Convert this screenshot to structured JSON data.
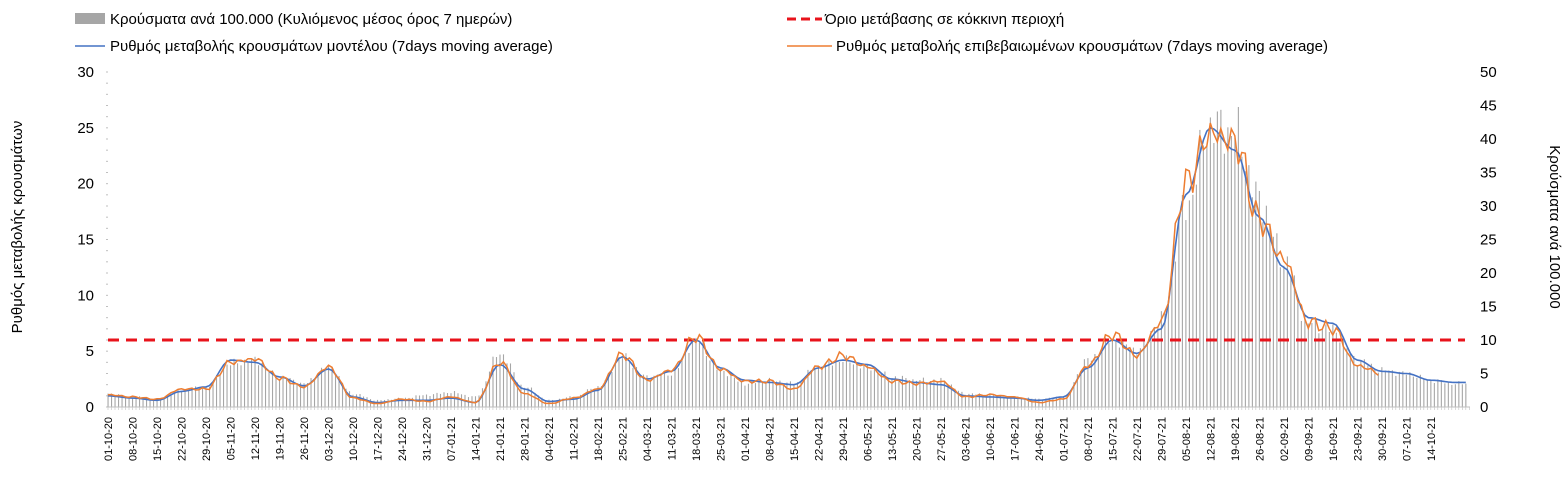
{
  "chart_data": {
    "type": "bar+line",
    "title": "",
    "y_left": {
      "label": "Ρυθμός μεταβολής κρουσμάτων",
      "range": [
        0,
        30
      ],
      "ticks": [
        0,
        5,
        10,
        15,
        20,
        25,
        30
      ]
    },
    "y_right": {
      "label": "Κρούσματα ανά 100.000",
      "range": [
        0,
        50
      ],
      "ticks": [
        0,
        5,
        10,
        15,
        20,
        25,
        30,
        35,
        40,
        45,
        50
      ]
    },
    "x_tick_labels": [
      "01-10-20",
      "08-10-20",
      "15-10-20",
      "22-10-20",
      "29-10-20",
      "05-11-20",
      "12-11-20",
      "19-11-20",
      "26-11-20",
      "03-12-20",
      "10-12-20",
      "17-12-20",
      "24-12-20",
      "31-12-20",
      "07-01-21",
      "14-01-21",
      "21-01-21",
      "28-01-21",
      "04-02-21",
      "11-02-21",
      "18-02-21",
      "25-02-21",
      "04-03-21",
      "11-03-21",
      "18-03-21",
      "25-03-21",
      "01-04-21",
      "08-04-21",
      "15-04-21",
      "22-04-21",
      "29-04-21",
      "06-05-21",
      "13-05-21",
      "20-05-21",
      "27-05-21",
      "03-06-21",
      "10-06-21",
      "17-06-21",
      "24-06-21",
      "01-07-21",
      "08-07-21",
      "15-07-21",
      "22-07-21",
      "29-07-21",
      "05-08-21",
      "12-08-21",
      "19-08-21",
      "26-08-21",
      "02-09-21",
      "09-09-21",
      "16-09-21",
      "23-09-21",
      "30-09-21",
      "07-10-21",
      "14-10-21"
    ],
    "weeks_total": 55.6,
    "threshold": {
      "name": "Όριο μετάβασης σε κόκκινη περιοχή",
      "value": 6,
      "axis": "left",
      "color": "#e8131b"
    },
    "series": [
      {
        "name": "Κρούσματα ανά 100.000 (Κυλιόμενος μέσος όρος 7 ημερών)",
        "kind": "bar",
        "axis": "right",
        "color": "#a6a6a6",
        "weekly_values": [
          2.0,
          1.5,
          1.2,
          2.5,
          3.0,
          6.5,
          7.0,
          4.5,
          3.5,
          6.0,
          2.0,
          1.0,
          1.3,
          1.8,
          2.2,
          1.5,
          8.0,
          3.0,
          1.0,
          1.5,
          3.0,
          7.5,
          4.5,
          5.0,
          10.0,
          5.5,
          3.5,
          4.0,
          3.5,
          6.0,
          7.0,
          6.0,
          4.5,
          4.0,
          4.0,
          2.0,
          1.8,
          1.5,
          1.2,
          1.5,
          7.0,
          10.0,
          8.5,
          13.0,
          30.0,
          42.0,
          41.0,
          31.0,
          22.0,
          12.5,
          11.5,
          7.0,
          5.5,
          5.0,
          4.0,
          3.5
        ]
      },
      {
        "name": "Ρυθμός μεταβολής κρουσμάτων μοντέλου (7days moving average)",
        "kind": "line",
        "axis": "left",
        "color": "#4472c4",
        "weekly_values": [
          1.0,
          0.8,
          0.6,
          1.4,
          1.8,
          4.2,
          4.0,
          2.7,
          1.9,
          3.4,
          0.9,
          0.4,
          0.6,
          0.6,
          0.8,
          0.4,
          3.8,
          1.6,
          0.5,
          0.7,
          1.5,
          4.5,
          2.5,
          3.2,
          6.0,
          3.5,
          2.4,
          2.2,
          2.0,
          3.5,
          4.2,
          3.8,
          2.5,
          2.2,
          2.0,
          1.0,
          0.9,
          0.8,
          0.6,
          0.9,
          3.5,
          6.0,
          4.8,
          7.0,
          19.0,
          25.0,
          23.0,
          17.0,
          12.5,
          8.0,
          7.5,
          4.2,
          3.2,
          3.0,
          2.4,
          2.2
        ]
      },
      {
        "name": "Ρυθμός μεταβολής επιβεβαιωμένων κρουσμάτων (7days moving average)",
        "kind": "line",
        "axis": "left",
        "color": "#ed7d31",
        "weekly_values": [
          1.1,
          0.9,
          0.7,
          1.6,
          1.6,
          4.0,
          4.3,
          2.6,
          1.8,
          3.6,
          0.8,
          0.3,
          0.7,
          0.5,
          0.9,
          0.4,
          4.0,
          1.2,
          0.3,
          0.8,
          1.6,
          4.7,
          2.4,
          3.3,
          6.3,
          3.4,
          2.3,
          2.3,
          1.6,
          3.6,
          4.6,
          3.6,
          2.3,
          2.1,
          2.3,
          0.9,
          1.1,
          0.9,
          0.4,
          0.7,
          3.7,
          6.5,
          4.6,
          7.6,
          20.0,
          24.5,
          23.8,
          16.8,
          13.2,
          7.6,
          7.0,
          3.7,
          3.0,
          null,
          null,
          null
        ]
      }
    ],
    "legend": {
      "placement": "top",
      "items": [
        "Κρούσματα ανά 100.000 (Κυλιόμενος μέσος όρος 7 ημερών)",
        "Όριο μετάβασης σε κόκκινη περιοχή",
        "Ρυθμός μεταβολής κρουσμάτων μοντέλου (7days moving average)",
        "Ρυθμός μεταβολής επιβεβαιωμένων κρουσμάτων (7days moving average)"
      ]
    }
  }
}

--

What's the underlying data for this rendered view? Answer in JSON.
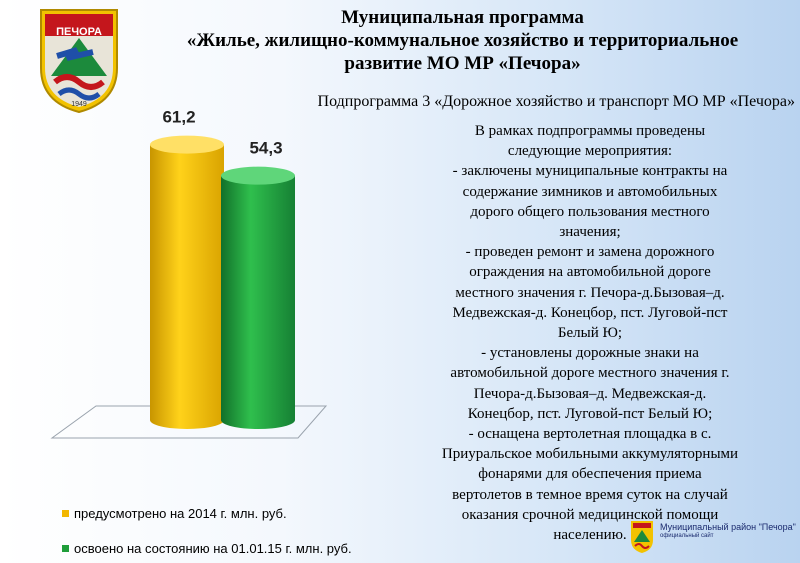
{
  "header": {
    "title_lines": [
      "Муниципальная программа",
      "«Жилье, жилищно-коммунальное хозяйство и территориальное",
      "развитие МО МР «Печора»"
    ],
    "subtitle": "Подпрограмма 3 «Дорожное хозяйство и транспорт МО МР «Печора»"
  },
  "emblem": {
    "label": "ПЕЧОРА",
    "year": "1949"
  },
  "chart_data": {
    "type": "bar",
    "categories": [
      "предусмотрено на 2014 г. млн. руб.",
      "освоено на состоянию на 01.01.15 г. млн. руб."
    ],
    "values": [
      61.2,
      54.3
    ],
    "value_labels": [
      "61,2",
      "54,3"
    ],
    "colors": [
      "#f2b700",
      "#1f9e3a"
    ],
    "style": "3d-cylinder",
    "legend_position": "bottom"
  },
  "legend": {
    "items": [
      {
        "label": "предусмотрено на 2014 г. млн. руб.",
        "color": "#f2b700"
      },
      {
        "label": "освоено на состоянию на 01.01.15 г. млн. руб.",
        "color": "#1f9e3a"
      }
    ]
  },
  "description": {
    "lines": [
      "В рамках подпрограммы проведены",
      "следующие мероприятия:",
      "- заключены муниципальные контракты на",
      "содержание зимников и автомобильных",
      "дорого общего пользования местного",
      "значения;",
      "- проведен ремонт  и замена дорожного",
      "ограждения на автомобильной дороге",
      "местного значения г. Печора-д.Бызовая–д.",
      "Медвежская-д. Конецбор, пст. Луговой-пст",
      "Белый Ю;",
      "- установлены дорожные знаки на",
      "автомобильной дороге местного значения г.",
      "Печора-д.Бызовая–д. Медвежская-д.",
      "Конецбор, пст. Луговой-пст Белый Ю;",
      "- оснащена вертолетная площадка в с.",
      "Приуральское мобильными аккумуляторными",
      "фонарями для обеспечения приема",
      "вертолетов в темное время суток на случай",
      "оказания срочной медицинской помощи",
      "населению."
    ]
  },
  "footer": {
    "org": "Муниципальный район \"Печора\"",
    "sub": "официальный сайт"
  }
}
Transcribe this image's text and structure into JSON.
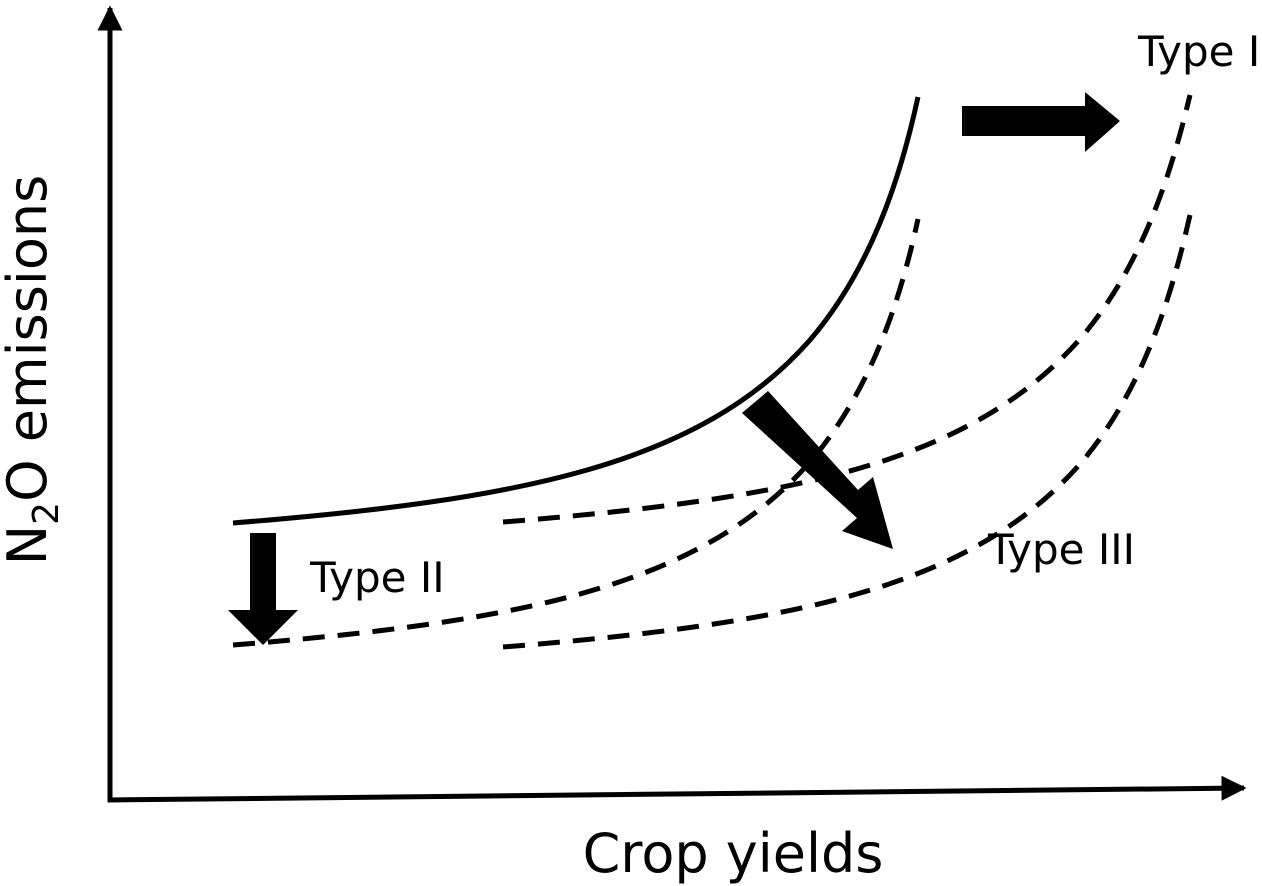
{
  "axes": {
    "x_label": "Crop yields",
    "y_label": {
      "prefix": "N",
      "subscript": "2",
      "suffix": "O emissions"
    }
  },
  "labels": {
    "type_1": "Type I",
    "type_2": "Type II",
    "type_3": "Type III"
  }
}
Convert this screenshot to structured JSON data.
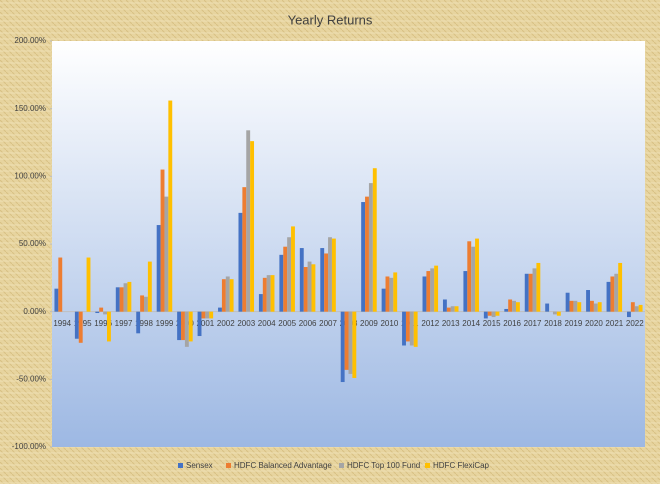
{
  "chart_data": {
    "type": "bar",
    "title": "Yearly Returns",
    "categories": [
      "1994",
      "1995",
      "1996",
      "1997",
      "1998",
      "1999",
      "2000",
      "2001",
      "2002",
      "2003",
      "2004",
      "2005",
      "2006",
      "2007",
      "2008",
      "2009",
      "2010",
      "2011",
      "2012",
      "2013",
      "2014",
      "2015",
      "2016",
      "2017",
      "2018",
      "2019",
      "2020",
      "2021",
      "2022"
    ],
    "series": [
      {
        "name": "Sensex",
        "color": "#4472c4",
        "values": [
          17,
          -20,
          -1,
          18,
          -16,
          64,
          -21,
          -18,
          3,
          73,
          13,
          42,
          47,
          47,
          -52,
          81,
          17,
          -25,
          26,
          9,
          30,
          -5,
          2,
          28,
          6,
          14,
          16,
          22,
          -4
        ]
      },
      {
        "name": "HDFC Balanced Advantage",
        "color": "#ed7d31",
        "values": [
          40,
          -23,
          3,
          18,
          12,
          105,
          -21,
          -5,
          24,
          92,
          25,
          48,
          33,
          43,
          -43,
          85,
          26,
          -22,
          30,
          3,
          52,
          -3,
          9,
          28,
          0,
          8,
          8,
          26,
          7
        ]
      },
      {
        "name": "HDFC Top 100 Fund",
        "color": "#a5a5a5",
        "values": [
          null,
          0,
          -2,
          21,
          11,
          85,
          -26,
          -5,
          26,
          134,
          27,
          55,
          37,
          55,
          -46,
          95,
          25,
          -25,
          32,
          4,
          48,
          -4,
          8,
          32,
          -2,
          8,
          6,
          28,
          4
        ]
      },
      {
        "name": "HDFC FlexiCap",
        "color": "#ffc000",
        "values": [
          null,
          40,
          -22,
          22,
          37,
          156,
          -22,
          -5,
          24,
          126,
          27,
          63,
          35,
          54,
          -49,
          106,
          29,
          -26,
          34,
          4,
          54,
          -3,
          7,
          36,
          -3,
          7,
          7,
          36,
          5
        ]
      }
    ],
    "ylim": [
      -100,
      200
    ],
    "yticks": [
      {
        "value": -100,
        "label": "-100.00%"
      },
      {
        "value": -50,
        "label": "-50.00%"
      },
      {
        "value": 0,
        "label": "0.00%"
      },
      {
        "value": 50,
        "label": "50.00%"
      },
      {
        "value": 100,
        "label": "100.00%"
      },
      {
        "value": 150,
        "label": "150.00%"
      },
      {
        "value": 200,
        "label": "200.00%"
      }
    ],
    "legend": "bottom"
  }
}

--

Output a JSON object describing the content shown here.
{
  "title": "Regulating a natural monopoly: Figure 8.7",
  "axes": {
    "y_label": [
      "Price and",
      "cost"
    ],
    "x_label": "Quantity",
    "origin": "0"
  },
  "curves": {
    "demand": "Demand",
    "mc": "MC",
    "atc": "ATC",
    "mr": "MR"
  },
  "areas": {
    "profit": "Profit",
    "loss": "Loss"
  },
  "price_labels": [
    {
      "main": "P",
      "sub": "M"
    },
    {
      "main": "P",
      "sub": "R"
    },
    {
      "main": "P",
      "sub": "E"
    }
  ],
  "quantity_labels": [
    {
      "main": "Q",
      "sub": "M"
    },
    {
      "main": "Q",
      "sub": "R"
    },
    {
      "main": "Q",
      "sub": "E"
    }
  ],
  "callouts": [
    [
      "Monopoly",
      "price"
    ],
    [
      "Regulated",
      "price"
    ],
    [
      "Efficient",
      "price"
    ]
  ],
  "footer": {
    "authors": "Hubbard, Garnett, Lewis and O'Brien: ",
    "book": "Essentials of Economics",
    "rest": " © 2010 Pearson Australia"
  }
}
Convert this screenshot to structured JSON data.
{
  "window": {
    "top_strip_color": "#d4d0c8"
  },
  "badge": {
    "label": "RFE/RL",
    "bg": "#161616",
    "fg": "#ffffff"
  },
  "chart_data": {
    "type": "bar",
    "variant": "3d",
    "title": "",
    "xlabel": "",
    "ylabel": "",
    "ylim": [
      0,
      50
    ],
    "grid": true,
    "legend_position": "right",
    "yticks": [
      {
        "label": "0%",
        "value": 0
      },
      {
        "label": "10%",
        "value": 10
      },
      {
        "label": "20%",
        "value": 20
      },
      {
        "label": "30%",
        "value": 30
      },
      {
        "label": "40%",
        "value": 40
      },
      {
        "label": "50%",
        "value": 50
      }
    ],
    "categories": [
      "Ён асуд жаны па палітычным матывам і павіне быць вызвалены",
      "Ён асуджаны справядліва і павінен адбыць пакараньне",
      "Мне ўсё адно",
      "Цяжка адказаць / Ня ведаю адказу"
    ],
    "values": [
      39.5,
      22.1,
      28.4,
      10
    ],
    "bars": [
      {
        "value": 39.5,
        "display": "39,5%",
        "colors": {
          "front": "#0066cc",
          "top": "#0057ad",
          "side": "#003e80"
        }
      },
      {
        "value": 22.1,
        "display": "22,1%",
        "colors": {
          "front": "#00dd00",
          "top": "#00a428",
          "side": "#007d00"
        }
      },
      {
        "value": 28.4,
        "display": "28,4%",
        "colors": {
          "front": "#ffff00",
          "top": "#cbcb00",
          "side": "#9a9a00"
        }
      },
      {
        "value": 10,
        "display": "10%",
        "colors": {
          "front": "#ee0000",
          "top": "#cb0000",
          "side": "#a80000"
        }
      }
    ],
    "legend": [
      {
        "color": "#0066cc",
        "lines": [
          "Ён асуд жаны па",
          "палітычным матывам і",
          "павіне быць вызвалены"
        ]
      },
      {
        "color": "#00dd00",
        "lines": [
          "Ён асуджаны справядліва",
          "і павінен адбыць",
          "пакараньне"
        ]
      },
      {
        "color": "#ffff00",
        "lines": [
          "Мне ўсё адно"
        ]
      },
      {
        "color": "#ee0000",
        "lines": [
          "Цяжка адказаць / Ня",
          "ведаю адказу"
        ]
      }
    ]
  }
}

--

*Aim of the task:*
Of the lines in the records, determine how many contain the word "пакараньне", and report that number alone.

*Solution:*
2